§ THE REQUEST
Extract every line where the string "Save" appears.

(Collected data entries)
* * * * * * * * *
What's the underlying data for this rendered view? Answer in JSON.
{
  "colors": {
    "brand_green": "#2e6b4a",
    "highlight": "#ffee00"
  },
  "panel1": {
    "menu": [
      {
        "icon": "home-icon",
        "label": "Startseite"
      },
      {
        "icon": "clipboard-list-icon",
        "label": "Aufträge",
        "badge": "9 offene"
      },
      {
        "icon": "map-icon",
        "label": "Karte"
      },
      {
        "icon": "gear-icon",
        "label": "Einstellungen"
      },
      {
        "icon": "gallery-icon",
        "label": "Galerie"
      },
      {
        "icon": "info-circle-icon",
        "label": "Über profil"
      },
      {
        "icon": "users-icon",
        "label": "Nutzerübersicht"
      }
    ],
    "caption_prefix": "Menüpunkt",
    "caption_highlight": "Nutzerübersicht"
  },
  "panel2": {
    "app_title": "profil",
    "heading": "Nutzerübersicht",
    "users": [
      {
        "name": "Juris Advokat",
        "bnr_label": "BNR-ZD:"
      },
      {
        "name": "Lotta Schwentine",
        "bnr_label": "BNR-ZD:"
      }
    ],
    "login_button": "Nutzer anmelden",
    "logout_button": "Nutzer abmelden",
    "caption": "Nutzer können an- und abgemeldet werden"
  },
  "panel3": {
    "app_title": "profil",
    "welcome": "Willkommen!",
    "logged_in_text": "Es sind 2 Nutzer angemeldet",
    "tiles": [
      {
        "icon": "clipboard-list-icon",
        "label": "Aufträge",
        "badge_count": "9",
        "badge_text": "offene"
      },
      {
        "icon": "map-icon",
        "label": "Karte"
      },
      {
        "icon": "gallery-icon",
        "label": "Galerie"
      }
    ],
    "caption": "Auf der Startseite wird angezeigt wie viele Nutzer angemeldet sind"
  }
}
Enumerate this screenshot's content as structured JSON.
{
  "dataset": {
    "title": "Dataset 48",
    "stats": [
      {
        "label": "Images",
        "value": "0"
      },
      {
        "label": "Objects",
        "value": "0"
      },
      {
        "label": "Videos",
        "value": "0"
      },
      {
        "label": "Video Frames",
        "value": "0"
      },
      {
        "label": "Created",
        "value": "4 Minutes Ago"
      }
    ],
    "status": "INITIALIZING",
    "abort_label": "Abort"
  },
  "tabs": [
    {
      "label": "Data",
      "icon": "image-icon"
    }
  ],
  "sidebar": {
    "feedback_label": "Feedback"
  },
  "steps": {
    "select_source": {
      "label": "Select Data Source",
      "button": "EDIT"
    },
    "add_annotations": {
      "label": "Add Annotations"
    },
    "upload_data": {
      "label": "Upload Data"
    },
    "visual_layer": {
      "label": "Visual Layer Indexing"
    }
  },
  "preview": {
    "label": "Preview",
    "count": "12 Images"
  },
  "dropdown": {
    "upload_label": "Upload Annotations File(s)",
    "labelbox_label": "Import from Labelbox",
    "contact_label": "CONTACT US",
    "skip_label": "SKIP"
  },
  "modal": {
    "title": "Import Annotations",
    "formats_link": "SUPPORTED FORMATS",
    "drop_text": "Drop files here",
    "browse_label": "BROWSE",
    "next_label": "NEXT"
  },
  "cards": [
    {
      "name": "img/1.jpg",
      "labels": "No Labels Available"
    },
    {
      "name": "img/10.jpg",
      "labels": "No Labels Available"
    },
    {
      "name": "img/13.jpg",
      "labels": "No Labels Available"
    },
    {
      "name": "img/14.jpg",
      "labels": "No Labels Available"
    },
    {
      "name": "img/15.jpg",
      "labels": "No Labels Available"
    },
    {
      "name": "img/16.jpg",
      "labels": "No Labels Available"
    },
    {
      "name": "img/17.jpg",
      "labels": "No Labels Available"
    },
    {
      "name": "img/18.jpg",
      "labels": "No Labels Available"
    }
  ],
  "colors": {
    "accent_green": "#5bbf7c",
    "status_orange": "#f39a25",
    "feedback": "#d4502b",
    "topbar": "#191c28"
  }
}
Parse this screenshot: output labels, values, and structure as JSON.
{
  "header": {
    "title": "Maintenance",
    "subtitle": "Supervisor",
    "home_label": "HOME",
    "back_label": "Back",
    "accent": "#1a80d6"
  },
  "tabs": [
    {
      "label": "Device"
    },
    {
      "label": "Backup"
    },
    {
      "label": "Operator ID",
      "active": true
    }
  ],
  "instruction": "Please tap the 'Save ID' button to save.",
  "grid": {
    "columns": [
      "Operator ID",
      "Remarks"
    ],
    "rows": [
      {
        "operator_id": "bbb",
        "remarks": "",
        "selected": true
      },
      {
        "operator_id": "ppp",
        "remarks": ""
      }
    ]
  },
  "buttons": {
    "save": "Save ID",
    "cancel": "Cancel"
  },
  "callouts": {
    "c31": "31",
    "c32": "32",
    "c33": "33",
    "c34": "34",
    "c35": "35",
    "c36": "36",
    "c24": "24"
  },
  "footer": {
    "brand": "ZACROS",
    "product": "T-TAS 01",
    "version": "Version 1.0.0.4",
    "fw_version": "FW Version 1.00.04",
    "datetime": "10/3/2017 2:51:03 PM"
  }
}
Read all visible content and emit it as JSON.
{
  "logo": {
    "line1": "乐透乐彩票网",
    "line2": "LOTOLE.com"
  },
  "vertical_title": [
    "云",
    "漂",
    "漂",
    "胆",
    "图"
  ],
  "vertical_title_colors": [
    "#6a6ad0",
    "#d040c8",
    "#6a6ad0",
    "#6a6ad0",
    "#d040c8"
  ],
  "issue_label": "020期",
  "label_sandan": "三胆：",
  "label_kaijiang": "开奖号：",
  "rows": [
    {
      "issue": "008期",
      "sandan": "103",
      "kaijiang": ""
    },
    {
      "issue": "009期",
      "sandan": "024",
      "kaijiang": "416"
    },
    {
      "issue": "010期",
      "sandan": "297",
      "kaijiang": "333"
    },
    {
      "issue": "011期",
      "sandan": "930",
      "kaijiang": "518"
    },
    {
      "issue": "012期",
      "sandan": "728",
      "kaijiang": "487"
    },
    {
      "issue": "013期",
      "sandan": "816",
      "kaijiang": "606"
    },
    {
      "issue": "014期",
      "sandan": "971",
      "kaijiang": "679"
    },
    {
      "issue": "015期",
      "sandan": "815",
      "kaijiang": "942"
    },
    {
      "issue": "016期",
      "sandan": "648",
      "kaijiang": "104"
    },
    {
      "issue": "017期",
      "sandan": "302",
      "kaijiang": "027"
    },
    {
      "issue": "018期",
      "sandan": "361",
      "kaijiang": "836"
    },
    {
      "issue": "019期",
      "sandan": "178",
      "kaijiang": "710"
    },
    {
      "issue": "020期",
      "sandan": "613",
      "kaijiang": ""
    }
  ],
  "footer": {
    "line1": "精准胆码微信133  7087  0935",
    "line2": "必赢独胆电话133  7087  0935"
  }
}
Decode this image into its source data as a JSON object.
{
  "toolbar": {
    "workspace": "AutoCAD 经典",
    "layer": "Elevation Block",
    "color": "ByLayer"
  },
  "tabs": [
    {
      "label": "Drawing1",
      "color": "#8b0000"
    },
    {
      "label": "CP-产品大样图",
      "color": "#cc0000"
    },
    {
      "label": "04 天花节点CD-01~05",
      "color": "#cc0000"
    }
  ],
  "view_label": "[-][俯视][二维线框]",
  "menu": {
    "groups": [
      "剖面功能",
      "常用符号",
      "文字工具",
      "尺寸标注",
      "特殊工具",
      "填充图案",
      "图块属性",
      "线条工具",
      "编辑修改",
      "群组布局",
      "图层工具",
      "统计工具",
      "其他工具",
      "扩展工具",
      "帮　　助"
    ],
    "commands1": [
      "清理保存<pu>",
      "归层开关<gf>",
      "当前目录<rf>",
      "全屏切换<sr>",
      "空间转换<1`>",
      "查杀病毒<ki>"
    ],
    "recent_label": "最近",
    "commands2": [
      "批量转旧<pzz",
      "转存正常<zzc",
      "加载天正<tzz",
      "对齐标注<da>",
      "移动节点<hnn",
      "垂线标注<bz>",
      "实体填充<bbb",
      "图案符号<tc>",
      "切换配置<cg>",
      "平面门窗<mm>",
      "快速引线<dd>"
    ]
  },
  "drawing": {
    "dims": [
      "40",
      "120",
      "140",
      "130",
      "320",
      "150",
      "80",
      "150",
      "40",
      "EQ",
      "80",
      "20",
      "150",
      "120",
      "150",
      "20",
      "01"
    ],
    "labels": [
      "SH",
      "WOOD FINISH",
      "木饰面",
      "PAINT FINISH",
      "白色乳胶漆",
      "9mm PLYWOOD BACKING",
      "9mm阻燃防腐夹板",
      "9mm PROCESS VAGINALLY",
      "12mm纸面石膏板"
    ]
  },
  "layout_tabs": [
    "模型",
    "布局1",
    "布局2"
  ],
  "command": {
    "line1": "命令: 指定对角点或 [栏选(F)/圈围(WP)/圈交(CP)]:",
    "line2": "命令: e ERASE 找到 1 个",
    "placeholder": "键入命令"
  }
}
* * * * * * * * *
§ COMPLETED TASK
  "instruction": "Please tap the 'Save ID' button to save.",
    "save": "Save ID",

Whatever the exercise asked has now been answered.